=== Material shown ===

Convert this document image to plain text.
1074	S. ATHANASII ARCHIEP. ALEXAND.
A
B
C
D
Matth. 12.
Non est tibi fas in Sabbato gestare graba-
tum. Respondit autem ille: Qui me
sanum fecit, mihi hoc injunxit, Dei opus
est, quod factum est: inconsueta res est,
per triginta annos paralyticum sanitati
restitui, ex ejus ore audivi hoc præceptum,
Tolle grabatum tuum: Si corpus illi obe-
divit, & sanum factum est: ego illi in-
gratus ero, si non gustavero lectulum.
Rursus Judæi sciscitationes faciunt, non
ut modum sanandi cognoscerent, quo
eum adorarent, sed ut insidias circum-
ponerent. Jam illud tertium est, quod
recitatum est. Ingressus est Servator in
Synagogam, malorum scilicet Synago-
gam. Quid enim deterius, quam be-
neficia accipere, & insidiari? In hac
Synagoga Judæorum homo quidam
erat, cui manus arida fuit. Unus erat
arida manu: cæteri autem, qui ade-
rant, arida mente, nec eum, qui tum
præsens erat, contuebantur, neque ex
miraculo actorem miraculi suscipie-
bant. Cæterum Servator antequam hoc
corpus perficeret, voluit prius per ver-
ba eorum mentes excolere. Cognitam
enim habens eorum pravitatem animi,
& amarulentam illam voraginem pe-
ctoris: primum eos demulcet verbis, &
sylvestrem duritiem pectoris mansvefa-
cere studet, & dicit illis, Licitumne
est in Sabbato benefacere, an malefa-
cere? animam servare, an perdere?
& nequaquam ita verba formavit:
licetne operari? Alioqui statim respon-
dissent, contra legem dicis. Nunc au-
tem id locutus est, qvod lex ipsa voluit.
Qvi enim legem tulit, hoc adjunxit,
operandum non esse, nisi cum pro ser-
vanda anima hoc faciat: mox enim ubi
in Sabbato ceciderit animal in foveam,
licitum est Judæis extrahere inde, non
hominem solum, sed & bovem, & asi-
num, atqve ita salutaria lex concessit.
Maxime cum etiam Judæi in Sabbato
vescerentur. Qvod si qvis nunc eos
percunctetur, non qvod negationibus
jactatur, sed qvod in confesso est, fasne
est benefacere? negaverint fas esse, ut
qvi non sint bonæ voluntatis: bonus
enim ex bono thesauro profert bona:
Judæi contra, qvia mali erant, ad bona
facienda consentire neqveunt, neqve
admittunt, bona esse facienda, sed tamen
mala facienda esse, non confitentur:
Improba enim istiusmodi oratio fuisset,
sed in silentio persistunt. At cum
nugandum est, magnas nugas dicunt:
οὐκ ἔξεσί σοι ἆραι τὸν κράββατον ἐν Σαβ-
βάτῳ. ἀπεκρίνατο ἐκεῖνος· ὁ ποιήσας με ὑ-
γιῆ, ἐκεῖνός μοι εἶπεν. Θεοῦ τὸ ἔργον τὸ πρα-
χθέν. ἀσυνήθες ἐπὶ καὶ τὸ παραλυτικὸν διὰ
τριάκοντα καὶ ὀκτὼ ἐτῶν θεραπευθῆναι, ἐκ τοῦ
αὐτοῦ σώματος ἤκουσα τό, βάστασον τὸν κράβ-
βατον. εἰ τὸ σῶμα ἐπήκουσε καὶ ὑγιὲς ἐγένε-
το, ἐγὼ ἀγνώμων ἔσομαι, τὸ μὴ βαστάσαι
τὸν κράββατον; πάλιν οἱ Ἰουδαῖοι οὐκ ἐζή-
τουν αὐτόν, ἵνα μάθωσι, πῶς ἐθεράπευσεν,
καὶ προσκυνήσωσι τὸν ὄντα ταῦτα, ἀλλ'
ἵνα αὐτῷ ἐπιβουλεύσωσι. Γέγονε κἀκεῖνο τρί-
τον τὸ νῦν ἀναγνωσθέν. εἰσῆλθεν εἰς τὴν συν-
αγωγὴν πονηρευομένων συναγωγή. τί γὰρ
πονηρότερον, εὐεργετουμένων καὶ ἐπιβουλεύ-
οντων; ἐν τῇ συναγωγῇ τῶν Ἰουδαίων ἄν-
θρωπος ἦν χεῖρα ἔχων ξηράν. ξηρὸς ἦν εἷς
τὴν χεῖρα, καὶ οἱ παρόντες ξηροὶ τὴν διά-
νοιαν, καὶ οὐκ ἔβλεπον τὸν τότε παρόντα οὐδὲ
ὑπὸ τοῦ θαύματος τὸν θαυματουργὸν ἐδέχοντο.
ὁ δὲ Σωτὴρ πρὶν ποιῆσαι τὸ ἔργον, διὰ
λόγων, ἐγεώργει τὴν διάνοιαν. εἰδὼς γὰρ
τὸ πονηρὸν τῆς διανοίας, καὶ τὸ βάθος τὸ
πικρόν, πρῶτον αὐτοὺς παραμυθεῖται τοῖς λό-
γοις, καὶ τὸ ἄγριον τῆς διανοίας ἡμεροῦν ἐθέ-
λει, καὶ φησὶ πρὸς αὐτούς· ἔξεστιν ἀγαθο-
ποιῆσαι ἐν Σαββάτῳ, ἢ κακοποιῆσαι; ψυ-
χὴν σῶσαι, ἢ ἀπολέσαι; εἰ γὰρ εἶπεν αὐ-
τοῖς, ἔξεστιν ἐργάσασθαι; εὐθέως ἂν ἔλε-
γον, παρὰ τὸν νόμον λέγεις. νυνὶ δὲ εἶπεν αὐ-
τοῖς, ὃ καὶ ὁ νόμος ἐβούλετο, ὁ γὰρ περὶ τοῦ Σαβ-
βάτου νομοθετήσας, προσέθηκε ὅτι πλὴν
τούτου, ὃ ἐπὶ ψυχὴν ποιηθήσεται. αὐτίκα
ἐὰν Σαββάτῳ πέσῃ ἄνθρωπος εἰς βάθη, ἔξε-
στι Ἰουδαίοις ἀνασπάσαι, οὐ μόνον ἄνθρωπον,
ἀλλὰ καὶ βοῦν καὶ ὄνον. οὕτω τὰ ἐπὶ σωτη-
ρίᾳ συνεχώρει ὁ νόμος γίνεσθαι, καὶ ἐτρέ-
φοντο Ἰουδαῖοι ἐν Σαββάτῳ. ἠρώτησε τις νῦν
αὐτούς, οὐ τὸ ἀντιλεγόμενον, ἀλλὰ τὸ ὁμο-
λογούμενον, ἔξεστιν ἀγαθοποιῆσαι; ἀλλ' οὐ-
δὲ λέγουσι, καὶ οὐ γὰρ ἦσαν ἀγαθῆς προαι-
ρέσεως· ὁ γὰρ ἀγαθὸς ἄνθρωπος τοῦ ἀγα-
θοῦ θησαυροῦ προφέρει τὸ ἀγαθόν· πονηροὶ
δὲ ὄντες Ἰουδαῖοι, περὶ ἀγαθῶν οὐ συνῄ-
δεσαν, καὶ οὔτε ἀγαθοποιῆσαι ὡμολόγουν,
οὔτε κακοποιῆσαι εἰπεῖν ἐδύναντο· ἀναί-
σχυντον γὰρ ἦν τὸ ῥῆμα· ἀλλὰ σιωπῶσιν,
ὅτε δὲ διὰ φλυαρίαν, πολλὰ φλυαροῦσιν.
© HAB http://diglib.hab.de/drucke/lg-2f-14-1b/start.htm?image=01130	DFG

===

> _To do_:
Search the entries for the word "διανοίας" and gather every line where it appears.

> _Solution for this problem_:
τὸ πονηρὸν τῆς διανοίας, καὶ τὸ βάθος τὸ
γοις, καὶ τὸ ἄγριον τῆς διανοίας ἡμεροῦν ἐθέ-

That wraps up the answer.